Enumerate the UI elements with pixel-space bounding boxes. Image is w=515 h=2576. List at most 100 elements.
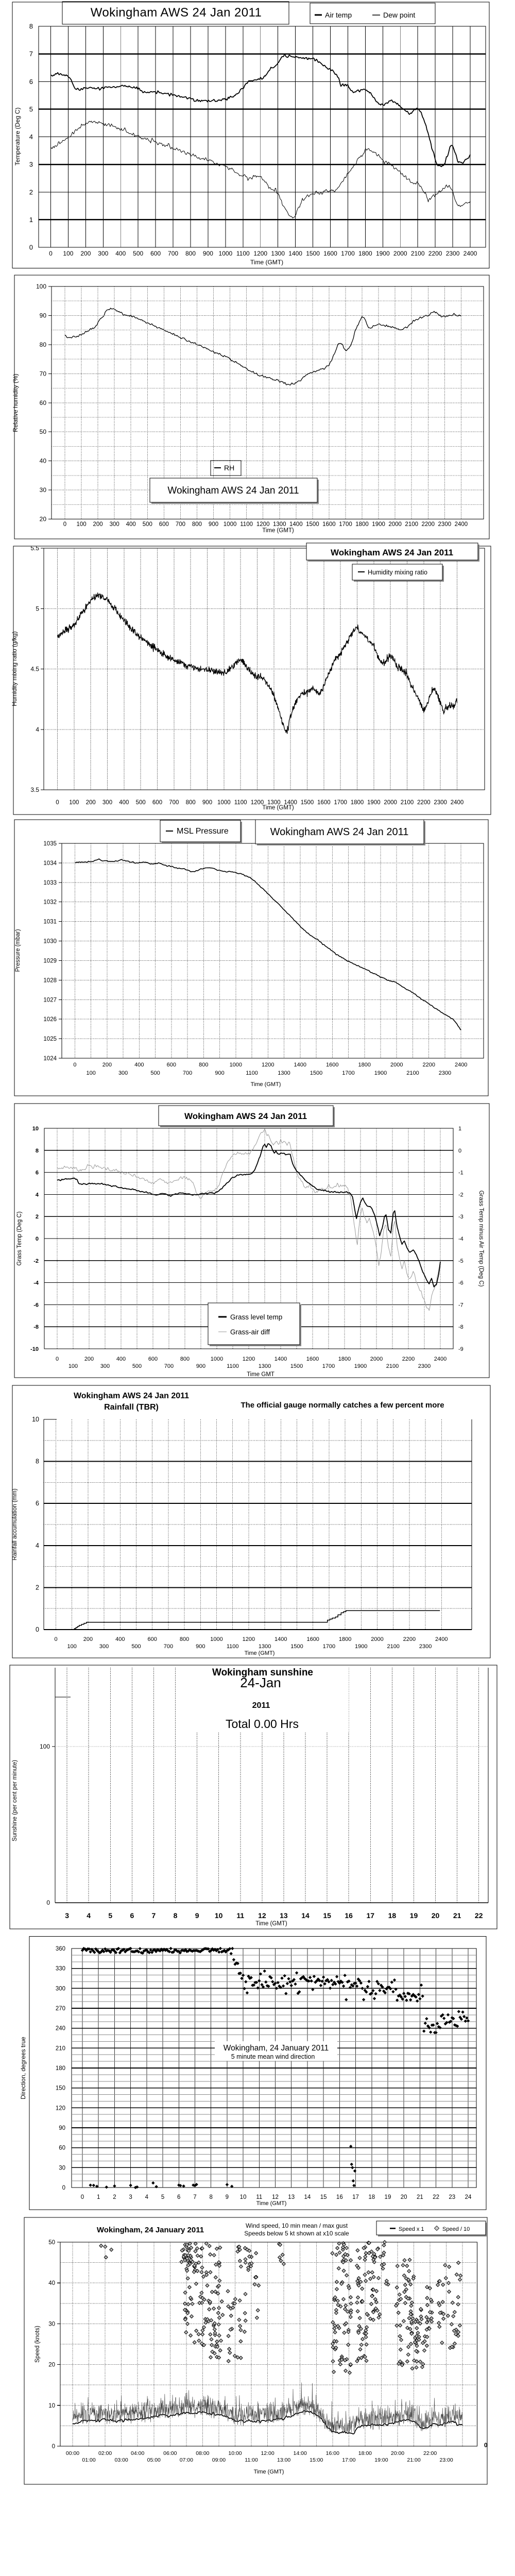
svg-text:2000: 2000 bbox=[371, 1636, 383, 1642]
svg-text:7: 7 bbox=[29, 50, 33, 58]
svg-text:800: 800 bbox=[199, 1062, 208, 1068]
svg-text:8: 8 bbox=[174, 1911, 178, 1920]
svg-text:4: 4 bbox=[36, 1192, 39, 1198]
svg-text:1100: 1100 bbox=[234, 800, 247, 806]
svg-text:4: 4 bbox=[36, 1542, 39, 1549]
svg-text:11:00: 11:00 bbox=[245, 2457, 258, 2463]
svg-text:0: 0 bbox=[458, 1148, 461, 1154]
svg-text:2400: 2400 bbox=[455, 521, 468, 528]
svg-text:8: 8 bbox=[209, 2194, 212, 2200]
svg-text:22: 22 bbox=[475, 1911, 483, 1920]
svg-text:1600: 1600 bbox=[322, 521, 336, 528]
svg-text:Time (GMT): Time (GMT) bbox=[250, 259, 283, 266]
svg-text:60: 60 bbox=[59, 2145, 65, 2151]
svg-text:1024: 1024 bbox=[43, 1056, 57, 1062]
svg-text:17: 17 bbox=[366, 1911, 374, 1920]
svg-text:Wokingham AWS 24 Jan 2011: Wokingham AWS 24 Jan 2011 bbox=[91, 6, 262, 20]
svg-text:1600: 1600 bbox=[323, 250, 337, 257]
svg-text:Grass Temp minus Air Temp (Deg: Grass Temp minus Air Temp (Deg C) bbox=[478, 1191, 484, 1287]
svg-text:30: 30 bbox=[40, 486, 47, 494]
svg-text:700: 700 bbox=[183, 1070, 192, 1076]
svg-text:2300: 2300 bbox=[419, 1643, 432, 1650]
svg-text:1200: 1200 bbox=[243, 1636, 255, 1642]
svg-text:10: 10 bbox=[32, 1416, 39, 1423]
svg-text:1000: 1000 bbox=[219, 250, 233, 257]
svg-text:-7: -7 bbox=[458, 1302, 464, 1308]
svg-text:300: 300 bbox=[110, 521, 119, 528]
svg-text:1600: 1600 bbox=[306, 1356, 319, 1362]
svg-text:300: 300 bbox=[100, 1363, 110, 1369]
svg-text:500: 500 bbox=[131, 1643, 141, 1650]
svg-text:200: 200 bbox=[80, 250, 91, 257]
svg-text:RH: RH bbox=[224, 464, 234, 472]
svg-text:2200: 2200 bbox=[421, 521, 435, 528]
svg-text:100: 100 bbox=[36, 283, 46, 290]
svg-text:3.5: 3.5 bbox=[30, 786, 39, 793]
svg-text:1900: 1900 bbox=[374, 1070, 387, 1076]
svg-text:13:00: 13:00 bbox=[277, 2457, 290, 2463]
svg-text:Time (GMT): Time (GMT) bbox=[251, 1081, 281, 1088]
svg-text:08:00: 08:00 bbox=[196, 2450, 209, 2456]
svg-text:1800: 1800 bbox=[351, 800, 364, 806]
svg-text:1029: 1029 bbox=[43, 958, 57, 964]
svg-text:Wokingham, 24 January 2011: Wokingham, 24 January 2011 bbox=[224, 2044, 329, 2053]
svg-text:700: 700 bbox=[164, 1643, 173, 1650]
svg-text:800: 800 bbox=[192, 521, 202, 528]
svg-text:1200: 1200 bbox=[262, 1062, 274, 1068]
svg-text:0: 0 bbox=[56, 1356, 59, 1362]
svg-text:1: 1 bbox=[458, 1126, 461, 1132]
svg-text:Wokingham AWS 24 Jan 2011: Wokingham AWS 24 Jan 2011 bbox=[331, 548, 453, 557]
svg-text:2200: 2200 bbox=[422, 1062, 435, 1068]
svg-text:Speed (knots): Speed (knots) bbox=[35, 2326, 41, 2363]
svg-text:100: 100 bbox=[40, 1743, 50, 1750]
svg-text:1033: 1033 bbox=[43, 880, 57, 886]
svg-text:150: 150 bbox=[56, 2086, 65, 2092]
svg-text:23:00: 23:00 bbox=[440, 2457, 453, 2463]
svg-text:0: 0 bbox=[29, 244, 33, 251]
svg-text:5 minute mean wind direction: 5 minute mean wind direction bbox=[231, 2053, 315, 2060]
svg-text:Time (GMT): Time (GMT) bbox=[255, 1921, 287, 1927]
svg-text:9: 9 bbox=[195, 1911, 199, 1920]
svg-text:1300: 1300 bbox=[259, 1363, 271, 1369]
svg-text:2200: 2200 bbox=[403, 1636, 416, 1642]
svg-text:Grass Temp (Deg C): Grass Temp (Deg C) bbox=[16, 1211, 23, 1265]
svg-text:400: 400 bbox=[126, 521, 136, 528]
svg-text:4: 4 bbox=[36, 726, 39, 733]
svg-text:900: 900 bbox=[209, 521, 218, 528]
svg-text:21: 21 bbox=[417, 2194, 423, 2200]
svg-text:700: 700 bbox=[168, 250, 178, 257]
svg-text:1700: 1700 bbox=[322, 1363, 335, 1369]
svg-text:1200: 1200 bbox=[256, 521, 270, 528]
svg-text:19: 19 bbox=[385, 2194, 391, 2200]
svg-text:1400: 1400 bbox=[274, 1636, 287, 1642]
svg-text:2100: 2100 bbox=[406, 1070, 419, 1076]
svg-text:2400: 2400 bbox=[464, 250, 477, 257]
svg-text:Speed x 1: Speed x 1 bbox=[399, 2226, 424, 2232]
svg-text:2200: 2200 bbox=[402, 1356, 415, 1362]
svg-text:-9: -9 bbox=[458, 1346, 464, 1352]
svg-text:8: 8 bbox=[36, 1458, 39, 1465]
svg-text:500: 500 bbox=[132, 1363, 142, 1369]
svg-text:3: 3 bbox=[29, 161, 33, 168]
svg-text:1400: 1400 bbox=[289, 521, 303, 528]
svg-text:Humidity mixing ratio: Humidity mixing ratio bbox=[368, 569, 427, 576]
svg-text:2000: 2000 bbox=[388, 521, 402, 528]
svg-text:12:00: 12:00 bbox=[261, 2450, 274, 2456]
svg-text:200: 200 bbox=[86, 800, 96, 806]
svg-text:Wokingham AWS 24 Jan 2011: Wokingham AWS 24 Jan 2011 bbox=[270, 826, 409, 838]
svg-text:200: 200 bbox=[93, 521, 103, 528]
svg-text:30: 30 bbox=[48, 2321, 55, 2327]
svg-text:1000: 1000 bbox=[230, 1062, 242, 1068]
svg-text:2011: 2011 bbox=[252, 1701, 270, 1710]
svg-text:-3: -3 bbox=[458, 1214, 464, 1220]
svg-text:6: 6 bbox=[29, 78, 33, 86]
svg-text:10: 10 bbox=[215, 1911, 223, 1920]
svg-text:1500: 1500 bbox=[290, 1643, 303, 1650]
svg-text:23: 23 bbox=[449, 2194, 455, 2200]
svg-text:1800: 1800 bbox=[338, 1356, 351, 1362]
svg-text:04:00: 04:00 bbox=[131, 2450, 144, 2456]
svg-text:800: 800 bbox=[180, 1636, 189, 1642]
svg-text:22:00: 22:00 bbox=[423, 2450, 437, 2456]
svg-text:500: 500 bbox=[143, 521, 152, 528]
svg-text:100: 100 bbox=[67, 1643, 77, 1650]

» DIRECTIVE
Reproduce the entire listing above line for line, leaving out the picture.

» SOLUTION
Enumerate the UI elements with pixel-space bounding boxes. Image is w=515 h=2576. List at most 100 elements.
svg-text:2000: 2000 bbox=[371, 1636, 383, 1642]
svg-text:7: 7 bbox=[29, 50, 33, 58]
svg-text:800: 800 bbox=[199, 1062, 208, 1068]
svg-text:8: 8 bbox=[174, 1911, 178, 1920]
svg-text:4: 4 bbox=[36, 1192, 39, 1198]
svg-text:1100: 1100 bbox=[234, 800, 247, 806]
svg-text:4: 4 bbox=[36, 1542, 39, 1549]
svg-text:11:00: 11:00 bbox=[245, 2457, 258, 2463]
svg-text:0: 0 bbox=[458, 1148, 461, 1154]
svg-text:2400: 2400 bbox=[455, 521, 468, 528]
svg-text:8: 8 bbox=[209, 2194, 212, 2200]
svg-text:22: 22 bbox=[475, 1911, 483, 1920]
svg-text:1600: 1600 bbox=[322, 521, 336, 528]
svg-text:Time (GMT): Time (GMT) bbox=[250, 259, 283, 266]
svg-text:60: 60 bbox=[59, 2145, 65, 2151]
svg-text:1024: 1024 bbox=[43, 1056, 57, 1062]
svg-text:17: 17 bbox=[366, 1911, 374, 1920]
svg-text:Wokingham AWS 24 Jan 2011: Wokingham AWS 24 Jan 2011 bbox=[91, 6, 262, 20]
svg-text:1600: 1600 bbox=[323, 250, 337, 257]
svg-text:Grass Temp minus Air Temp (Deg: Grass Temp minus Air Temp (Deg C) bbox=[478, 1191, 484, 1287]
svg-text:30: 30 bbox=[40, 486, 47, 494]
svg-text:700: 700 bbox=[183, 1070, 192, 1076]
svg-text:2300: 2300 bbox=[419, 1643, 432, 1650]
svg-text:1200: 1200 bbox=[243, 1636, 255, 1642]
svg-text:10: 10 bbox=[32, 1416, 39, 1423]
svg-text:1000: 1000 bbox=[219, 250, 233, 257]
svg-text:-7: -7 bbox=[458, 1302, 464, 1308]
svg-text:300: 300 bbox=[110, 521, 119, 528]
svg-text:1600: 1600 bbox=[306, 1356, 319, 1362]
svg-text:300: 300 bbox=[100, 1363, 110, 1369]
svg-text:500: 500 bbox=[131, 1643, 141, 1650]
svg-text:200: 200 bbox=[80, 250, 91, 257]
svg-text:RH: RH bbox=[224, 464, 234, 472]
svg-text:2200: 2200 bbox=[421, 521, 435, 528]
svg-text:100: 100 bbox=[36, 283, 46, 290]
svg-text:3.5: 3.5 bbox=[30, 786, 39, 793]
svg-text:1900: 1900 bbox=[374, 1070, 387, 1076]
svg-text:13:00: 13:00 bbox=[277, 2457, 290, 2463]
svg-text:Time (GMT): Time (GMT) bbox=[251, 1081, 281, 1088]
svg-text:08:00: 08:00 bbox=[196, 2450, 209, 2456]
svg-text:1800: 1800 bbox=[351, 800, 364, 806]
svg-text:1029: 1029 bbox=[43, 958, 57, 964]
svg-text:Wokingham, 24 January 2011: Wokingham, 24 January 2011 bbox=[224, 2044, 329, 2053]
svg-text:700: 700 bbox=[164, 1643, 173, 1650]
svg-text:800: 800 bbox=[192, 521, 202, 528]
svg-text:1200: 1200 bbox=[262, 1062, 274, 1068]
svg-text:0: 0 bbox=[56, 1356, 59, 1362]
svg-text:1: 1 bbox=[458, 1126, 461, 1132]
svg-text:Wokingham AWS 24 Jan 2011: Wokingham AWS 24 Jan 2011 bbox=[331, 548, 453, 557]
svg-text:2200: 2200 bbox=[422, 1062, 435, 1068]
svg-text:Speed (knots): Speed (knots) bbox=[35, 2326, 41, 2363]
svg-text:100: 100 bbox=[40, 1743, 50, 1750]
svg-text:1033: 1033 bbox=[43, 880, 57, 886]
svg-text:150: 150 bbox=[56, 2086, 65, 2092]
svg-text:23:00: 23:00 bbox=[440, 2457, 453, 2463]
svg-text:0: 0 bbox=[29, 244, 33, 251]
svg-text:5 minute mean wind direction: 5 minute mean wind direction bbox=[231, 2053, 315, 2060]
svg-text:Time (GMT): Time (GMT) bbox=[255, 1921, 287, 1927]
svg-text:9: 9 bbox=[195, 1911, 199, 1920]
svg-text:1300: 1300 bbox=[259, 1363, 271, 1369]
svg-text:2200: 2200 bbox=[403, 1636, 416, 1642]
svg-text:Grass Temp (Deg C): Grass Temp (Deg C) bbox=[16, 1211, 23, 1265]
svg-text:400: 400 bbox=[126, 521, 136, 528]
svg-text:4: 4 bbox=[36, 726, 39, 733]
svg-text:900: 900 bbox=[209, 521, 218, 528]
svg-text:21: 21 bbox=[417, 2194, 423, 2200]
svg-text:700: 700 bbox=[168, 250, 178, 257]
svg-text:1700: 1700 bbox=[322, 1363, 335, 1369]
svg-text:1200: 1200 bbox=[256, 521, 270, 528]
svg-text:19: 19 bbox=[385, 2194, 391, 2200]
svg-text:1400: 1400 bbox=[274, 1636, 287, 1642]
svg-text:2100: 2100 bbox=[406, 1070, 419, 1076]
svg-text:2400: 2400 bbox=[464, 250, 477, 257]
svg-text:Speed x 1: Speed x 1 bbox=[399, 2226, 424, 2232]
svg-text:2200: 2200 bbox=[402, 1356, 415, 1362]
svg-text:-9: -9 bbox=[458, 1346, 464, 1352]
svg-text:8: 8 bbox=[36, 1458, 39, 1465]
svg-text:500: 500 bbox=[132, 1363, 142, 1369]
svg-text:3: 3 bbox=[29, 161, 33, 168]
svg-text:1400: 1400 bbox=[289, 521, 303, 528]
svg-text:Humidity mixing ratio: Humidity mixing ratio bbox=[368, 569, 427, 576]
svg-text:2000: 2000 bbox=[388, 521, 402, 528]
svg-text:12:00: 12:00 bbox=[261, 2450, 274, 2456]
svg-text:200: 200 bbox=[86, 800, 96, 806]
svg-text:Wokingham AWS 24 Jan 2011: Wokingham AWS 24 Jan 2011 bbox=[270, 826, 409, 838]
svg-text:200: 200 bbox=[93, 521, 103, 528]
svg-text:30: 30 bbox=[48, 2321, 55, 2327]
svg-text:1000: 1000 bbox=[230, 1062, 242, 1068]
svg-text:2011: 2011 bbox=[252, 1701, 270, 1710]
svg-text:-3: -3 bbox=[458, 1214, 464, 1220]
svg-text:6: 6 bbox=[29, 78, 33, 86]
svg-text:10: 10 bbox=[215, 1911, 223, 1920]
svg-text:1500: 1500 bbox=[290, 1643, 303, 1650]
svg-text:23: 23 bbox=[449, 2194, 455, 2200]
svg-text:1800: 1800 bbox=[338, 1356, 351, 1362]
svg-text:04:00: 04:00 bbox=[131, 2450, 144, 2456]
svg-text:800: 800 bbox=[180, 1636, 189, 1642]
svg-text:22:00: 22:00 bbox=[423, 2450, 437, 2456]
svg-text:500: 500 bbox=[143, 521, 152, 528]
svg-text:100: 100 bbox=[67, 1643, 77, 1650]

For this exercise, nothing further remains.